Records from a dataset

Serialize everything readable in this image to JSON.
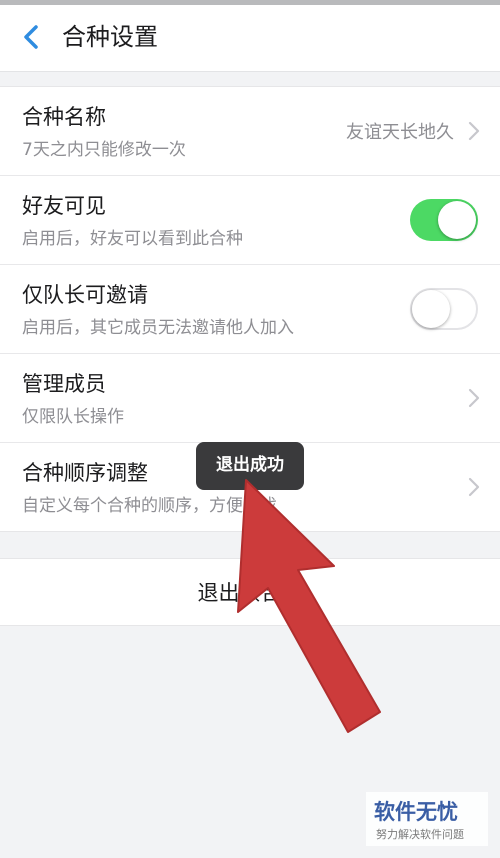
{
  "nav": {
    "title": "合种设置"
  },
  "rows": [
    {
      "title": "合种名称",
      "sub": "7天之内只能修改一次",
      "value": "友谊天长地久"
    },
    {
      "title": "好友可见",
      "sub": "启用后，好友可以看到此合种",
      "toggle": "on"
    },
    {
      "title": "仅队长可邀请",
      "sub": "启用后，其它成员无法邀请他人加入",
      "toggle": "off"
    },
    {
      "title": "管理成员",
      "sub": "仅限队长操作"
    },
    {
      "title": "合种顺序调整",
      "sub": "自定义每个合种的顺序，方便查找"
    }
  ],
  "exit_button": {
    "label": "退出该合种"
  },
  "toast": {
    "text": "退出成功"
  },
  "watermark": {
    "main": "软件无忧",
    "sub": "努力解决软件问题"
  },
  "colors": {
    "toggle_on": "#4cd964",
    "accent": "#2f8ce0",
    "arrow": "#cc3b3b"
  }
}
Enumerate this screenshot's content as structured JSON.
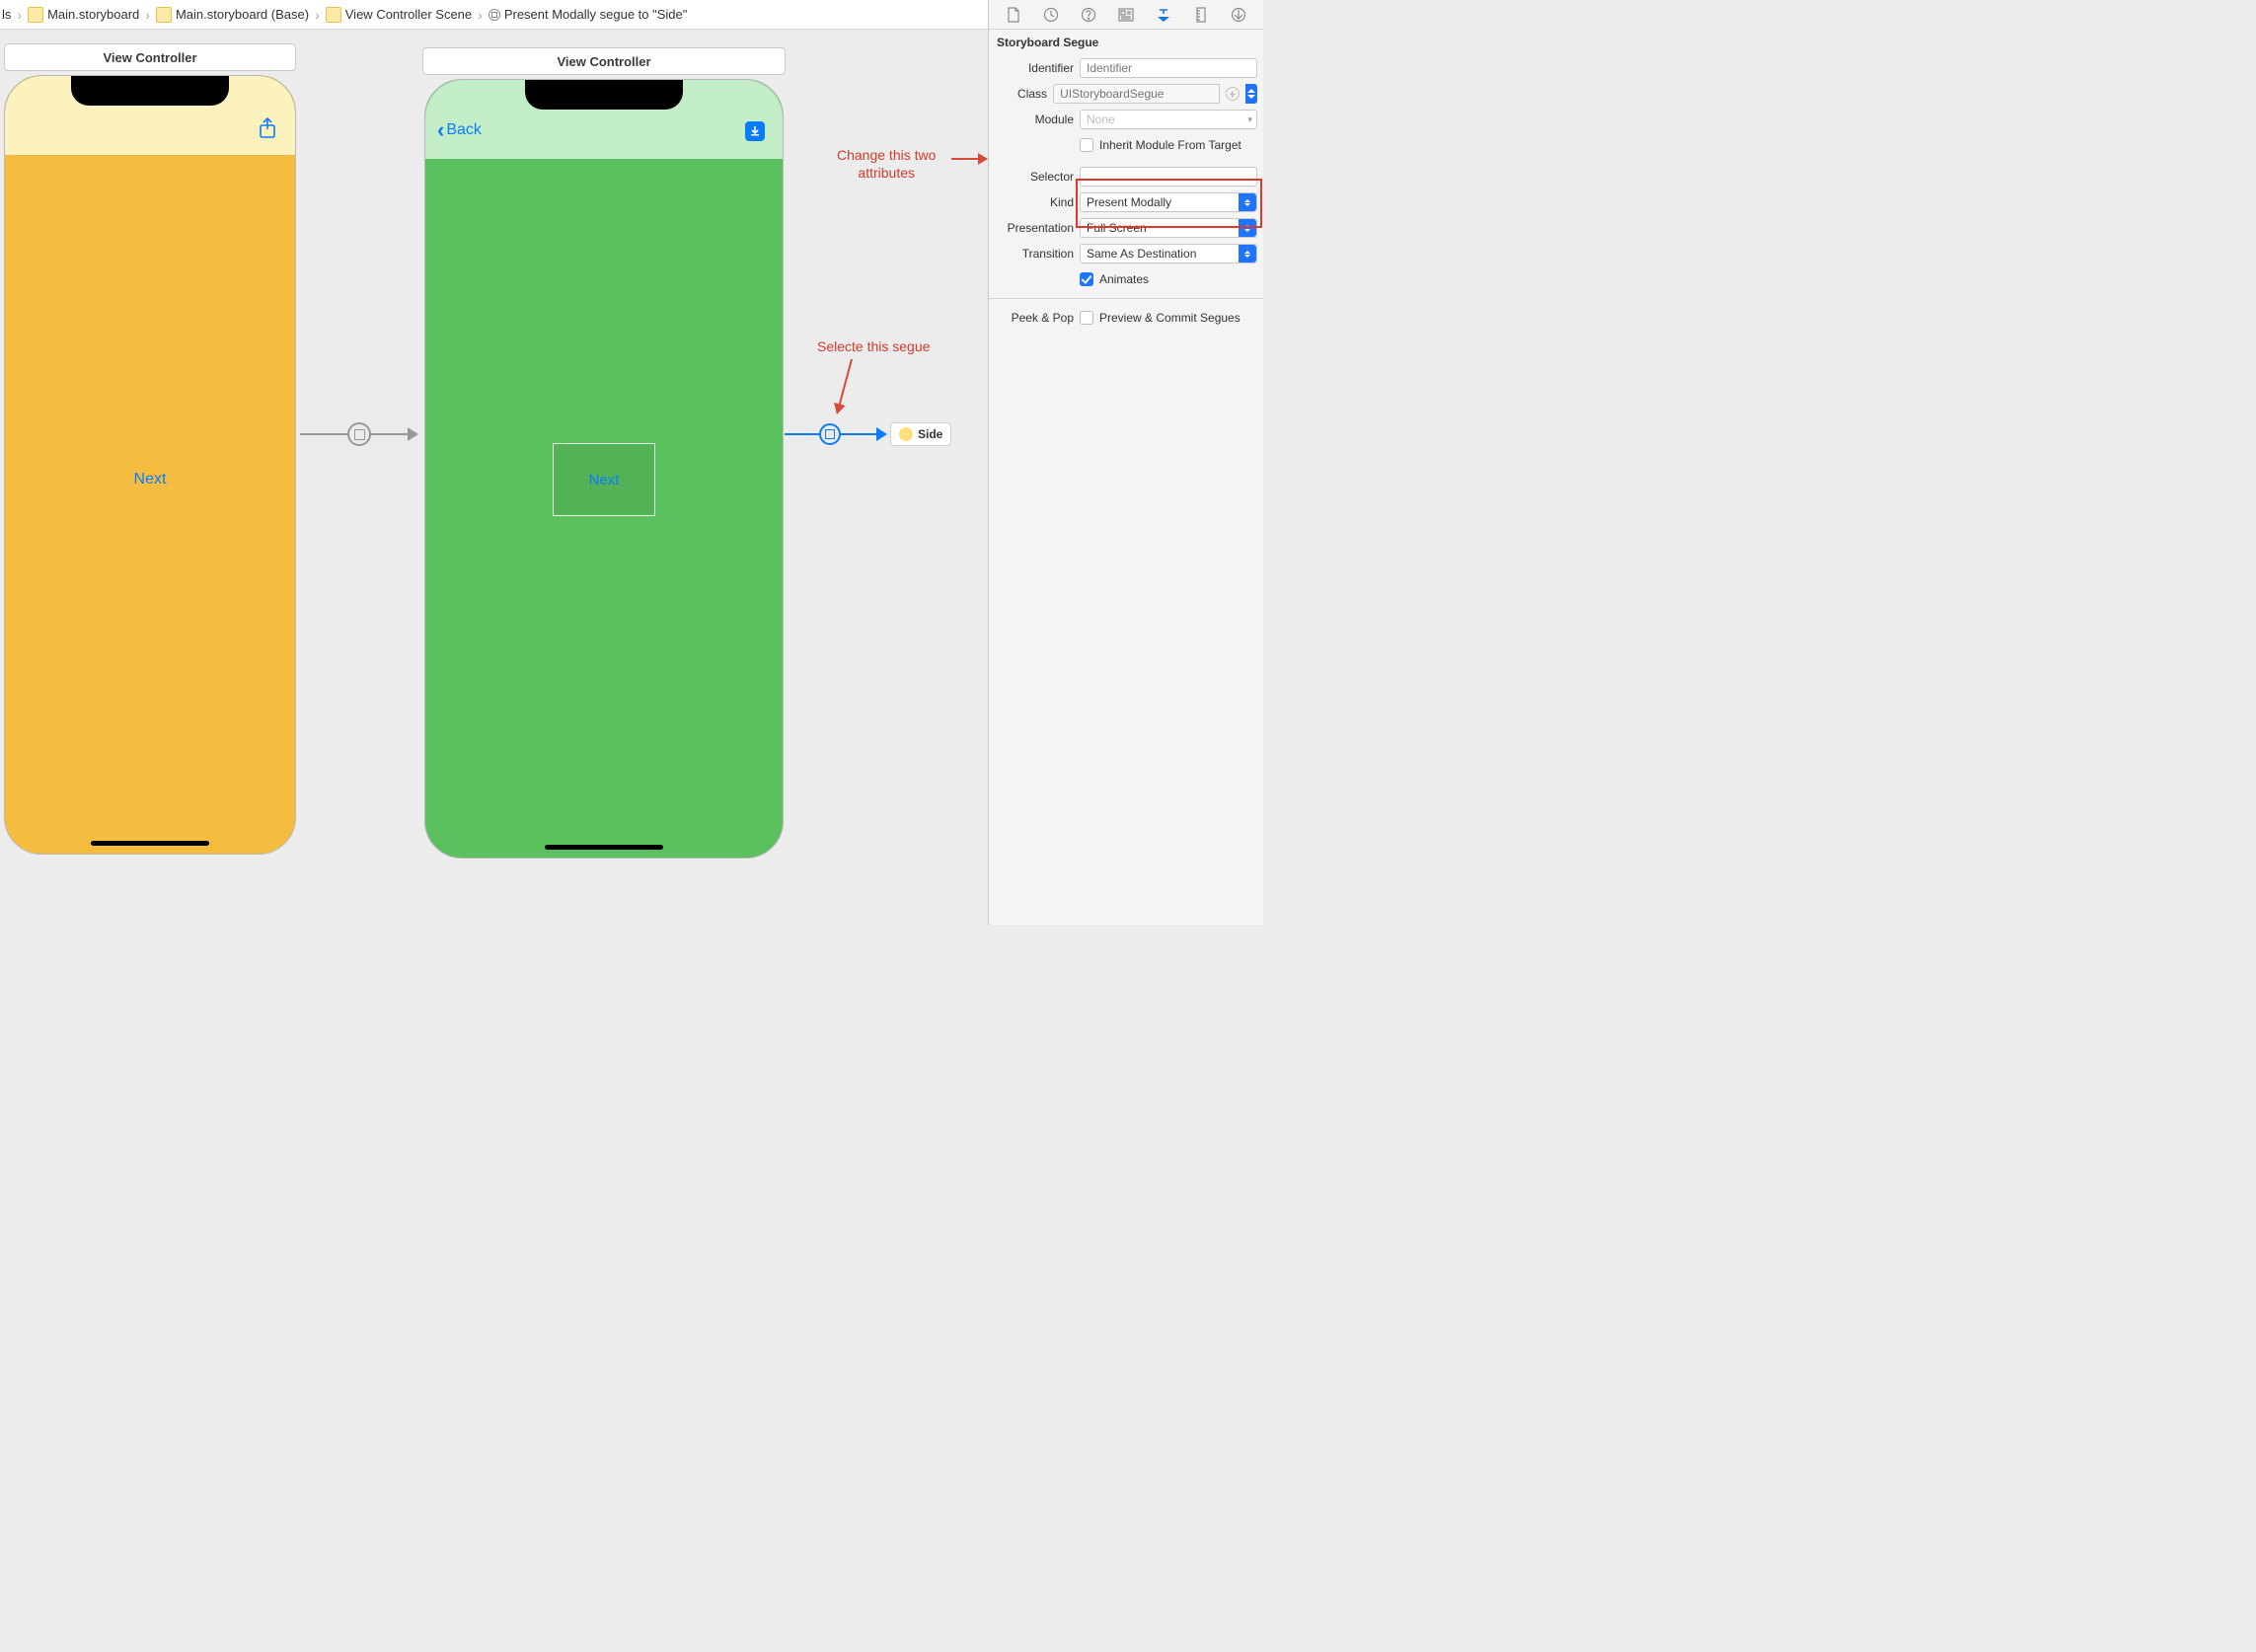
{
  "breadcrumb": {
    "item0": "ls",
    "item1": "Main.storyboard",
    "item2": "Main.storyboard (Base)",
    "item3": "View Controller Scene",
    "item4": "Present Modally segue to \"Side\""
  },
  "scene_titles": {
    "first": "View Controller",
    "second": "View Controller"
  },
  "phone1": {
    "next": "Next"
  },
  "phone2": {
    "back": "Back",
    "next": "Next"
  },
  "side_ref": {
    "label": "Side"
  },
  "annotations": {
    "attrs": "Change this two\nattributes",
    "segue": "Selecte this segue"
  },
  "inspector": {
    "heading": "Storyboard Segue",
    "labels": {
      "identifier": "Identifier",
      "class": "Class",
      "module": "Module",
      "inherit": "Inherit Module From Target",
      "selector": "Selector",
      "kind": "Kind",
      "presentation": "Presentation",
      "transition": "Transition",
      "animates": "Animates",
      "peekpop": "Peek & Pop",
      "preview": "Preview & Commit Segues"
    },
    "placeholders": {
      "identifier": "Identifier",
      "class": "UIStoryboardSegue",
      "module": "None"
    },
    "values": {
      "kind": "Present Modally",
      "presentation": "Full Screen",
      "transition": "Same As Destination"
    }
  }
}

◆ Description of the task: Every record above should be transcribed exactly; the pictures stay out of the copy.

◆ Answer to this task:
Serialize everything readable in this image to JSON.
{
  "nav": {
    "title": "合种设置"
  },
  "rows": [
    {
      "title": "合种名称",
      "sub": "7天之内只能修改一次",
      "value": "友谊天长地久"
    },
    {
      "title": "好友可见",
      "sub": "启用后，好友可以看到此合种",
      "toggle": "on"
    },
    {
      "title": "仅队长可邀请",
      "sub": "启用后，其它成员无法邀请他人加入",
      "toggle": "off"
    },
    {
      "title": "管理成员",
      "sub": "仅限队长操作"
    },
    {
      "title": "合种顺序调整",
      "sub": "自定义每个合种的顺序，方便查找"
    }
  ],
  "exit_button": {
    "label": "退出该合种"
  },
  "toast": {
    "text": "退出成功"
  },
  "watermark": {
    "main": "软件无忧",
    "sub": "努力解决软件问题"
  },
  "colors": {
    "toggle_on": "#4cd964",
    "accent": "#2f8ce0",
    "arrow": "#cc3b3b"
  }
}
Enumerate this screenshot's content as structured JSON.
{
  "breadcrumb": {
    "item0": "ls",
    "item1": "Main.storyboard",
    "item2": "Main.storyboard (Base)",
    "item3": "View Controller Scene",
    "item4": "Present Modally segue to \"Side\""
  },
  "scene_titles": {
    "first": "View Controller",
    "second": "View Controller"
  },
  "phone1": {
    "next": "Next"
  },
  "phone2": {
    "back": "Back",
    "next": "Next"
  },
  "side_ref": {
    "label": "Side"
  },
  "annotations": {
    "attrs": "Change this two\nattributes",
    "segue": "Selecte this segue"
  },
  "inspector": {
    "heading": "Storyboard Segue",
    "labels": {
      "identifier": "Identifier",
      "class": "Class",
      "module": "Module",
      "inherit": "Inherit Module From Target",
      "selector": "Selector",
      "kind": "Kind",
      "presentation": "Presentation",
      "transition": "Transition",
      "animates": "Animates",
      "peekpop": "Peek & Pop",
      "preview": "Preview & Commit Segues"
    },
    "placeholders": {
      "identifier": "Identifier",
      "class": "UIStoryboardSegue",
      "module": "None"
    },
    "values": {
      "kind": "Present Modally",
      "presentation": "Full Screen",
      "transition": "Same As Destination"
    }
  }
}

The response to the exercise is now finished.